>> Begin

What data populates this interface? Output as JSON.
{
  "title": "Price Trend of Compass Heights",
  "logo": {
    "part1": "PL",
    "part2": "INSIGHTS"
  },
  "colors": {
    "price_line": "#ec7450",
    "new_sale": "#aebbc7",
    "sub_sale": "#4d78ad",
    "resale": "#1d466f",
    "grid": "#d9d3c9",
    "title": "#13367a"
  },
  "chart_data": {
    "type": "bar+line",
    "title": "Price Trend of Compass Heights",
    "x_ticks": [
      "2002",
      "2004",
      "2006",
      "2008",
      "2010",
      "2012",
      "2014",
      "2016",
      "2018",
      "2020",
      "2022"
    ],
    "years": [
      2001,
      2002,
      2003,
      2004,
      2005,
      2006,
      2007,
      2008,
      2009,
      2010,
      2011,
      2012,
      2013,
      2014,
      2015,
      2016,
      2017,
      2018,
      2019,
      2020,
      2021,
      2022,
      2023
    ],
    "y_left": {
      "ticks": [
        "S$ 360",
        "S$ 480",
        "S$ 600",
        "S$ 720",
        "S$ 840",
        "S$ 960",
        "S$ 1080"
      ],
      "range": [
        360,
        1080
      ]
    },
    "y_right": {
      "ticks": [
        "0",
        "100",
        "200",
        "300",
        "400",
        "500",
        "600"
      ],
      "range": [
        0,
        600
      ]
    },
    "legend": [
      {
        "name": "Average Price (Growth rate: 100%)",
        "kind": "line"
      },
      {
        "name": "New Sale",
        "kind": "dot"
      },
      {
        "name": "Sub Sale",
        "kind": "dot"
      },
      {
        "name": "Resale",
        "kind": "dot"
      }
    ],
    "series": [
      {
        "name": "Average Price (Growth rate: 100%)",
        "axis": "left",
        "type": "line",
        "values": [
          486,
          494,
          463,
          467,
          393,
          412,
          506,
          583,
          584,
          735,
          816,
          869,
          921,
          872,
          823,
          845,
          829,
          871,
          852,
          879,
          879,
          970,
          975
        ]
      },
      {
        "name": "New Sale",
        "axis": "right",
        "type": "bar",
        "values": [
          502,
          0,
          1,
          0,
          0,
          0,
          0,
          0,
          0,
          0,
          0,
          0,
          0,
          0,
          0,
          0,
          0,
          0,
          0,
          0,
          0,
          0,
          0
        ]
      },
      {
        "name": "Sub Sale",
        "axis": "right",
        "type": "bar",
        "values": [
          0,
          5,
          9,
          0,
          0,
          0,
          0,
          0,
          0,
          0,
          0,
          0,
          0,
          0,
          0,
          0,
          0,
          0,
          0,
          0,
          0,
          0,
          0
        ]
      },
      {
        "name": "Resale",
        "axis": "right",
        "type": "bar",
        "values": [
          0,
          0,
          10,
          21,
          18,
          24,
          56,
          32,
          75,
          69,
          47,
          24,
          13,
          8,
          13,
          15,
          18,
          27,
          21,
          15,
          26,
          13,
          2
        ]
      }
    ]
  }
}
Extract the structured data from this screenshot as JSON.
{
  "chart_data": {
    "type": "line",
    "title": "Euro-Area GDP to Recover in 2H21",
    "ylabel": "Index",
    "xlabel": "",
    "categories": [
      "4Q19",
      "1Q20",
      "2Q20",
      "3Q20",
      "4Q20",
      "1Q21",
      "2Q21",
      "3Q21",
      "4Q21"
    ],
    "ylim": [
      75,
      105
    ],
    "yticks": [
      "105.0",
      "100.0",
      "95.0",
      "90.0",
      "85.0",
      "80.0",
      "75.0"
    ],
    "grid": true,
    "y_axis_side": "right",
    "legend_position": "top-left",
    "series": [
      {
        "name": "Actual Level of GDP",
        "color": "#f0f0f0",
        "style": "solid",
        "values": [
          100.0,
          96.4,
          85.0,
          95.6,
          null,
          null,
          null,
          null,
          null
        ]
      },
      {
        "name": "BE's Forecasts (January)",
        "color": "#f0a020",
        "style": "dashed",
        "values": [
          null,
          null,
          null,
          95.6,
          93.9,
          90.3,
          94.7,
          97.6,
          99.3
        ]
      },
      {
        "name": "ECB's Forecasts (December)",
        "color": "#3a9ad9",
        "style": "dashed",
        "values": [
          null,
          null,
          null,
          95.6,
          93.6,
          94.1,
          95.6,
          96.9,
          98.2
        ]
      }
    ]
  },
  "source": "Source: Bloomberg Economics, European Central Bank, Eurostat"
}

>> End

Please reproduce every line of the material word for word.

What data populates this interface? Output as JSON.
{
  "title": "Price Trend of Compass Heights",
  "logo": {
    "part1": "PL",
    "part2": "INSIGHTS"
  },
  "colors": {
    "price_line": "#ec7450",
    "new_sale": "#aebbc7",
    "sub_sale": "#4d78ad",
    "resale": "#1d466f",
    "grid": "#d9d3c9",
    "title": "#13367a"
  },
  "chart_data": {
    "type": "bar+line",
    "title": "Price Trend of Compass Heights",
    "x_ticks": [
      "2002",
      "2004",
      "2006",
      "2008",
      "2010",
      "2012",
      "2014",
      "2016",
      "2018",
      "2020",
      "2022"
    ],
    "years": [
      2001,
      2002,
      2003,
      2004,
      2005,
      2006,
      2007,
      2008,
      2009,
      2010,
      2011,
      2012,
      2013,
      2014,
      2015,
      2016,
      2017,
      2018,
      2019,
      2020,
      2021,
      2022,
      2023
    ],
    "y_left": {
      "ticks": [
        "S$ 360",
        "S$ 480",
        "S$ 600",
        "S$ 720",
        "S$ 840",
        "S$ 960",
        "S$ 1080"
      ],
      "range": [
        360,
        1080
      ]
    },
    "y_right": {
      "ticks": [
        "0",
        "100",
        "200",
        "300",
        "400",
        "500",
        "600"
      ],
      "range": [
        0,
        600
      ]
    },
    "legend": [
      {
        "name": "Average Price (Growth rate: 100%)",
        "kind": "line"
      },
      {
        "name": "New Sale",
        "kind": "dot"
      },
      {
        "name": "Sub Sale",
        "kind": "dot"
      },
      {
        "name": "Resale",
        "kind": "dot"
      }
    ],
    "series": [
      {
        "name": "Average Price (Growth rate: 100%)",
        "axis": "left",
        "type": "line",
        "values": [
          486,
          494,
          463,
          467,
          393,
          412,
          506,
          583,
          584,
          735,
          816,
          869,
          921,
          872,
          823,
          845,
          829,
          871,
          852,
          879,
          879,
          970,
          975
        ]
      },
      {
        "name": "New Sale",
        "axis": "right",
        "type": "bar",
        "values": [
          502,
          0,
          1,
          0,
          0,
          0,
          0,
          0,
          0,
          0,
          0,
          0,
          0,
          0,
          0,
          0,
          0,
          0,
          0,
          0,
          0,
          0,
          0
        ]
      },
      {
        "name": "Sub Sale",
        "axis": "right",
        "type": "bar",
        "values": [
          0,
          5,
          9,
          0,
          0,
          0,
          0,
          0,
          0,
          0,
          0,
          0,
          0,
          0,
          0,
          0,
          0,
          0,
          0,
          0,
          0,
          0,
          0
        ]
      },
      {
        "name": "Resale",
        "axis": "right",
        "type": "bar",
        "values": [
          0,
          0,
          10,
          21,
          18,
          24,
          56,
          32,
          75,
          69,
          47,
          24,
          13,
          8,
          13,
          15,
          18,
          27,
          21,
          15,
          26,
          13,
          2
        ]
      }
    ]
  }
}
Extract the structured data from this screenshot as JSON.
{
  "chart_data": {
    "type": "line",
    "title": "Euro-Area GDP to Recover in 2H21",
    "ylabel": "Index",
    "xlabel": "",
    "categories": [
      "4Q19",
      "1Q20",
      "2Q20",
      "3Q20",
      "4Q20",
      "1Q21",
      "2Q21",
      "3Q21",
      "4Q21"
    ],
    "ylim": [
      75,
      105
    ],
    "yticks": [
      "105.0",
      "100.0",
      "95.0",
      "90.0",
      "85.0",
      "80.0",
      "75.0"
    ],
    "grid": true,
    "y_axis_side": "right",
    "legend_position": "top-left",
    "series": [
      {
        "name": "Actual Level of GDP",
        "color": "#f0f0f0",
        "style": "solid",
        "values": [
          100.0,
          96.4,
          85.0,
          95.6,
          null,
          null,
          null,
          null,
          null
        ]
      },
      {
        "name": "BE's Forecasts (January)",
        "color": "#f0a020",
        "style": "dashed",
        "values": [
          null,
          null,
          null,
          95.6,
          93.9,
          90.3,
          94.7,
          97.6,
          99.3
        ]
      },
      {
        "name": "ECB's Forecasts (December)",
        "color": "#3a9ad9",
        "style": "dashed",
        "values": [
          null,
          null,
          null,
          95.6,
          93.6,
          94.1,
          95.6,
          96.9,
          98.2
        ]
      }
    ]
  },
  "source": "Source: Bloomberg Economics, European Central Bank, Eurostat"
}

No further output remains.